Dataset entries
* start *

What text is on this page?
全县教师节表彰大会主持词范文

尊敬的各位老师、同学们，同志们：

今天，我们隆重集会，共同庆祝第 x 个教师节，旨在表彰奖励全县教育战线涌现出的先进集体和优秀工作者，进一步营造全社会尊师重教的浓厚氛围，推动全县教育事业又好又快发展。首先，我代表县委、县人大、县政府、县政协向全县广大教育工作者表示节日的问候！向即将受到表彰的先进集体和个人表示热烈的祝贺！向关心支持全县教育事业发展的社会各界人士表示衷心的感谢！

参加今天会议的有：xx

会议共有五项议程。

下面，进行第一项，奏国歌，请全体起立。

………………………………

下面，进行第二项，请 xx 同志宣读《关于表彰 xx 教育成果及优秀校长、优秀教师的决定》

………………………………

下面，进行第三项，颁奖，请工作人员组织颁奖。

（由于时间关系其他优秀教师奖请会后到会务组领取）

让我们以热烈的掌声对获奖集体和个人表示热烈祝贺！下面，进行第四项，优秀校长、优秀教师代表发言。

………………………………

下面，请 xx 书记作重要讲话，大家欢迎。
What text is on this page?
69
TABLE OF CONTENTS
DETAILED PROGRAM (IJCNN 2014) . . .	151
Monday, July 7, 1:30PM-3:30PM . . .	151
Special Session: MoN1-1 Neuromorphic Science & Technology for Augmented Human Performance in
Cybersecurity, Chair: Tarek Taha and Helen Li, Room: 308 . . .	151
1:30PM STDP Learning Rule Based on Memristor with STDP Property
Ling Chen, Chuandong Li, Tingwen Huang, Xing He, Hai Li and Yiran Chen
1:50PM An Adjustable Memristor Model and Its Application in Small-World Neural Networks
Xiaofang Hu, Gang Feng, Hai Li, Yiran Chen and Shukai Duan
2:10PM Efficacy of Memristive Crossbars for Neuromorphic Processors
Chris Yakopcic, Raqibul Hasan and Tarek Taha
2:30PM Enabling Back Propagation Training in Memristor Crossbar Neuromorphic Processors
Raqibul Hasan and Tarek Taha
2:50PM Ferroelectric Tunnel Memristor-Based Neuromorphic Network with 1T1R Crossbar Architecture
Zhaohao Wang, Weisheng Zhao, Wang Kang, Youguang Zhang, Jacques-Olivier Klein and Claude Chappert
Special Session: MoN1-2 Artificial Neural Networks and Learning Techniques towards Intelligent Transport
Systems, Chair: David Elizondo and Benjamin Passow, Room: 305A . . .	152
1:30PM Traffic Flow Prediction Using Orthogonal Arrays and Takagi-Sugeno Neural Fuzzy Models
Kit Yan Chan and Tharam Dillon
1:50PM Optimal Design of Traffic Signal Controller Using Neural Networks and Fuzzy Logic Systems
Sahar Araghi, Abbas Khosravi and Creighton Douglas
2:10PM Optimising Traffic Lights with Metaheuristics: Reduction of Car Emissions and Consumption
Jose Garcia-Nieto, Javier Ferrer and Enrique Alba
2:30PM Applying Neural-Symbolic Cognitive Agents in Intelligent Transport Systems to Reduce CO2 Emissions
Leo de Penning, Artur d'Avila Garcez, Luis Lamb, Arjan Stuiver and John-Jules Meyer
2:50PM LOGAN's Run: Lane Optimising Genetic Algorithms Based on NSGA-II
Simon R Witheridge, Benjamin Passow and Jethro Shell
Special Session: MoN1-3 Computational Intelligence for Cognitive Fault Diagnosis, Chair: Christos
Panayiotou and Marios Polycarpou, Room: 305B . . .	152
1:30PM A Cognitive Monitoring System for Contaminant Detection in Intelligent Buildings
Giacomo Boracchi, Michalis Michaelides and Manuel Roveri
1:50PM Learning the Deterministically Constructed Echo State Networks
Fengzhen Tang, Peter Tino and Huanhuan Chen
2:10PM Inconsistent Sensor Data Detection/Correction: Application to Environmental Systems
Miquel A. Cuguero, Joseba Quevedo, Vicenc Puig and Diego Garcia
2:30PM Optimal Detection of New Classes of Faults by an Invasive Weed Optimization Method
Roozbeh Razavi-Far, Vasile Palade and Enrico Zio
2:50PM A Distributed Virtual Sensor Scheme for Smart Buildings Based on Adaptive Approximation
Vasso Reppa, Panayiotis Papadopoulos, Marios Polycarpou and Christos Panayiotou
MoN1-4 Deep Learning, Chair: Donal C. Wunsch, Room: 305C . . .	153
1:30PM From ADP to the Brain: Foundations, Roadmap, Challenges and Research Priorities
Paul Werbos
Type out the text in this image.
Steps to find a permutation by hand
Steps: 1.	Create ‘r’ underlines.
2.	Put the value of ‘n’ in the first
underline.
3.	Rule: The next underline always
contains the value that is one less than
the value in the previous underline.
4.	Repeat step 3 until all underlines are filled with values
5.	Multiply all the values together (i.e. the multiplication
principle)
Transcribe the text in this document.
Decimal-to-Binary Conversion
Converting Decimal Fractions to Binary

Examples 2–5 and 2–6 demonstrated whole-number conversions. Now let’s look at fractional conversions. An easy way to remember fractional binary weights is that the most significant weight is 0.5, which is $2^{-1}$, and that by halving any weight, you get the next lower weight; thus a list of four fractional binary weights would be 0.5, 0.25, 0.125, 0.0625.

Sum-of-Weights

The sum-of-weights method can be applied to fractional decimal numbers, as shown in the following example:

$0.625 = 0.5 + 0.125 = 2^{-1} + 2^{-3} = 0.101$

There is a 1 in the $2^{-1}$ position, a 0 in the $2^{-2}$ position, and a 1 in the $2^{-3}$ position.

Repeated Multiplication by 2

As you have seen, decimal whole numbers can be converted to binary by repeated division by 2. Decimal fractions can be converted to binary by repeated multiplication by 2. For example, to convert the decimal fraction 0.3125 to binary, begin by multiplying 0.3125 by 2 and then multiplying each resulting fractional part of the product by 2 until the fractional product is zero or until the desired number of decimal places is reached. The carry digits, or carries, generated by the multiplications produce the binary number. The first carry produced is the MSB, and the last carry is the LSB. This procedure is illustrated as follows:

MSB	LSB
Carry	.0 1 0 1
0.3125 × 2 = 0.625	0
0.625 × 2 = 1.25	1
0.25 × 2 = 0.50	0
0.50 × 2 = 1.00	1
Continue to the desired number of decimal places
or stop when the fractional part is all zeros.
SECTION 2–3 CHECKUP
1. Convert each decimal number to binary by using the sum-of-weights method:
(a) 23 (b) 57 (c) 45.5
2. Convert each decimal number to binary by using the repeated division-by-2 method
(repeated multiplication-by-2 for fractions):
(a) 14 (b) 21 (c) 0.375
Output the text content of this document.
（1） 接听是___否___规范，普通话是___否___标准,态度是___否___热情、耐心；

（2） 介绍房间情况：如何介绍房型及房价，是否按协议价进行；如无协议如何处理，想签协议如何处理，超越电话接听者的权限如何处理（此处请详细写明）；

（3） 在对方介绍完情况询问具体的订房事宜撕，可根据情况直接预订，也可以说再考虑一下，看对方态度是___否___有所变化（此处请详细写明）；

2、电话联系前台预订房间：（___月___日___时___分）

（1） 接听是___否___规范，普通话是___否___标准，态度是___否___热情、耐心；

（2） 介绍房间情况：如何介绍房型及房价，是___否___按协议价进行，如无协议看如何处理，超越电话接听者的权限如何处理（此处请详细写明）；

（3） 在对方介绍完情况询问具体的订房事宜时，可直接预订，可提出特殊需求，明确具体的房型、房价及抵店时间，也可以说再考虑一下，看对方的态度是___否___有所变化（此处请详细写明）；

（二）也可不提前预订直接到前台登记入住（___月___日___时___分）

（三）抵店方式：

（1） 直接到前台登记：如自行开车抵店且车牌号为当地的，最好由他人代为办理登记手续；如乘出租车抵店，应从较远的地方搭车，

* end *

» **Aim of the exercise**
Copy each record from above without leaving any out.

» **Exercise output**
What text is on this page?
全县教师节表彰大会主持词范文

尊敬的各位老师、同学们，同志们：

今天，我们隆重集会，共同庆祝第 x 个教师节，旨在表彰奖励全县教育战线涌现出的先进集体和优秀工作者，进一步营造全社会尊师重教的浓厚氛围，推动全县教育事业又好又快发展。首先，我代表县委、县人大、县政府、县政协向全县广大教育工作者表示节日的问候！向即将受到表彰的先进集体和个人表示热烈的祝贺！向关心支持全县教育事业发展的社会各界人士表示衷心的感谢！

参加今天会议的有：xx

会议共有五项议程。

下面，进行第一项，奏国歌，请全体起立。

………………………………

下面，进行第二项，请 xx 同志宣读《关于表彰 xx 教育成果及优秀校长、优秀教师的决定》

………………………………

下面，进行第三项，颁奖，请工作人员组织颁奖。

（由于时间关系其他优秀教师奖请会后到会务组领取）

让我们以热烈的掌声对获奖集体和个人表示热烈祝贺！下面，进行第四项，优秀校长、优秀教师代表发言。

………………………………

下面，请 xx 书记作重要讲话，大家欢迎。
What text is on this page?
69
TABLE OF CONTENTS
DETAILED PROGRAM (IJCNN 2014) . . .	151
Monday, July 7, 1:30PM-3:30PM . . .	151
Special Session: MoN1-1 Neuromorphic Science & Technology for Augmented Human Performance in
Cybersecurity, Chair: Tarek Taha and Helen Li, Room: 308 . . .	151
1:30PM STDP Learning Rule Based on Memristor with STDP Property
Ling Chen, Chuandong Li, Tingwen Huang, Xing He, Hai Li and Yiran Chen
1:50PM An Adjustable Memristor Model and Its Application in Small-World Neural Networks
Xiaofang Hu, Gang Feng, Hai Li, Yiran Chen and Shukai Duan
2:10PM Efficacy of Memristive Crossbars for Neuromorphic Processors
Chris Yakopcic, Raqibul Hasan and Tarek Taha
2:30PM Enabling Back Propagation Training in Memristor Crossbar Neuromorphic Processors
Raqibul Hasan and Tarek Taha
2:50PM Ferroelectric Tunnel Memristor-Based Neuromorphic Network with 1T1R Crossbar Architecture
Zhaohao Wang, Weisheng Zhao, Wang Kang, Youguang Zhang, Jacques-Olivier Klein and Claude Chappert
Special Session: MoN1-2 Artificial Neural Networks and Learning Techniques towards Intelligent Transport
Systems, Chair: David Elizondo and Benjamin Passow, Room: 305A . . .	152
1:30PM Traffic Flow Prediction Using Orthogonal Arrays and Takagi-Sugeno Neural Fuzzy Models
Kit Yan Chan and Tharam Dillon
1:50PM Optimal Design of Traffic Signal Controller Using Neural Networks and Fuzzy Logic Systems
Sahar Araghi, Abbas Khosravi and Creighton Douglas
2:10PM Optimising Traffic Lights with Metaheuristics: Reduction of Car Emissions and Consumption
Jose Garcia-Nieto, Javier Ferrer and Enrique Alba
2:30PM Applying Neural-Symbolic Cognitive Agents in Intelligent Transport Systems to Reduce CO2 Emissions
Leo de Penning, Artur d'Avila Garcez, Luis Lamb, Arjan Stuiver and John-Jules Meyer
2:50PM LOGAN's Run: Lane Optimising Genetic Algorithms Based on NSGA-II
Simon R Witheridge, Benjamin Passow and Jethro Shell
Special Session: MoN1-3 Computational Intelligence for Cognitive Fault Diagnosis, Chair: Christos
Panayiotou and Marios Polycarpou, Room: 305B . . .	152
1:30PM A Cognitive Monitoring System for Contaminant Detection in Intelligent Buildings
Giacomo Boracchi, Michalis Michaelides and Manuel Roveri
1:50PM Learning the Deterministically Constructed Echo State Networks
Fengzhen Tang, Peter Tino and Huanhuan Chen
2:10PM Inconsistent Sensor Data Detection/Correction: Application to Environmental Systems
Miquel A. Cuguero, Joseba Quevedo, Vicenc Puig and Diego Garcia
2:30PM Optimal Detection of New Classes of Faults by an Invasive Weed Optimization Method
Roozbeh Razavi-Far, Vasile Palade and Enrico Zio
2:50PM A Distributed Virtual Sensor Scheme for Smart Buildings Based on Adaptive Approximation
Vasso Reppa, Panayiotis Papadopoulos, Marios Polycarpou and Christos Panayiotou
MoN1-4 Deep Learning, Chair: Donal C. Wunsch, Room: 305C . . .	153
1:30PM From ADP to the Brain: Foundations, Roadmap, Challenges and Research Priorities
Paul Werbos
Type out the text in this image.
Steps to find a permutation by hand
Steps: 1.	Create ‘r’ underlines.
2.	Put the value of ‘n’ in the first
underline.
3.	Rule: The next underline always
contains the value that is one less than
the value in the previous underline.
4.	Repeat step 3 until all underlines are filled with values
5.	Multiply all the values together (i.e. the multiplication
principle)
Transcribe the text in this document.
Decimal-to-Binary Conversion
Converting Decimal Fractions to Binary

Examples 2–5 and 2–6 demonstrated whole-number conversions. Now let’s look at fractional conversions. An easy way to remember fractional binary weights is that the most significant weight is 0.5, which is $2^{-1}$, and that by halving any weight, you get the next lower weight; thus a list of four fractional binary weights would be 0.5, 0.25, 0.125, 0.0625.

Sum-of-Weights

The sum-of-weights method can be applied to fractional decimal numbers, as shown in the following example:

$0.625 = 0.5 + 0.125 = 2^{-1} + 2^{-3} = 0.101$

There is a 1 in the $2^{-1}$ position, a 0 in the $2^{-2}$ position, and a 1 in the $2^{-3}$ position.

Repeated Multiplication by 2

As you have seen, decimal whole numbers can be converted to binary by repeated division by 2. Decimal fractions can be converted to binary by repeated multiplication by 2. For example, to convert the decimal fraction 0.3125 to binary, begin by multiplying 0.3125 by 2 and then multiplying each resulting fractional part of the product by 2 until the fractional product is zero or until the desired number of decimal places is reached. The carry digits, or carries, generated by the multiplications produce the binary number. The first carry produced is the MSB, and the last carry is the LSB. This procedure is illustrated as follows:

MSB	LSB
Carry	.0 1 0 1
0.3125 × 2 = 0.625	0
0.625 × 2 = 1.25	1
0.25 × 2 = 0.50	0
0.50 × 2 = 1.00	1
Continue to the desired number of decimal places
or stop when the fractional part is all zeros.
SECTION 2–3 CHECKUP
1. Convert each decimal number to binary by using the sum-of-weights method:
(a) 23 (b) 57 (c) 45.5
2. Convert each decimal number to binary by using the repeated division-by-2 method
(repeated multiplication-by-2 for fractions):
(a) 14 (b) 21 (c) 0.375
Output the text content of this document.
（1） 接听是___否___规范，普通话是___否___标准,态度是___否___热情、耐心；

（2） 介绍房间情况：如何介绍房型及房价，是否按协议价进行；如无协议如何处理，想签协议如何处理，超越电话接听者的权限如何处理（此处请详细写明）；

（3） 在对方介绍完情况询问具体的订房事宜撕，可根据情况直接预订，也可以说再考虑一下，看对方态度是___否___有所变化（此处请详细写明）；

2、电话联系前台预订房间：（___月___日___时___分）

（1） 接听是___否___规范，普通话是___否___标准，态度是___否___热情、耐心；

（2） 介绍房间情况：如何介绍房型及房价，是___否___按协议价进行，如无协议看如何处理，超越电话接听者的权限如何处理（此处请详细写明）；

（3） 在对方介绍完情况询问具体的订房事宜时，可直接预订，可提出特殊需求，明确具体的房型、房价及抵店时间，也可以说再考虑一下，看对方的态度是___否___有所变化（此处请详细写明）；

（二）也可不提前预订直接到前台登记入住（___月___日___时___分）

（三）抵店方式：

（1） 直接到前台登记：如自行开车抵店且车牌号为当地的，最好由他人代为办理登记手续；如乘出租车抵店，应从较远的地方搭车，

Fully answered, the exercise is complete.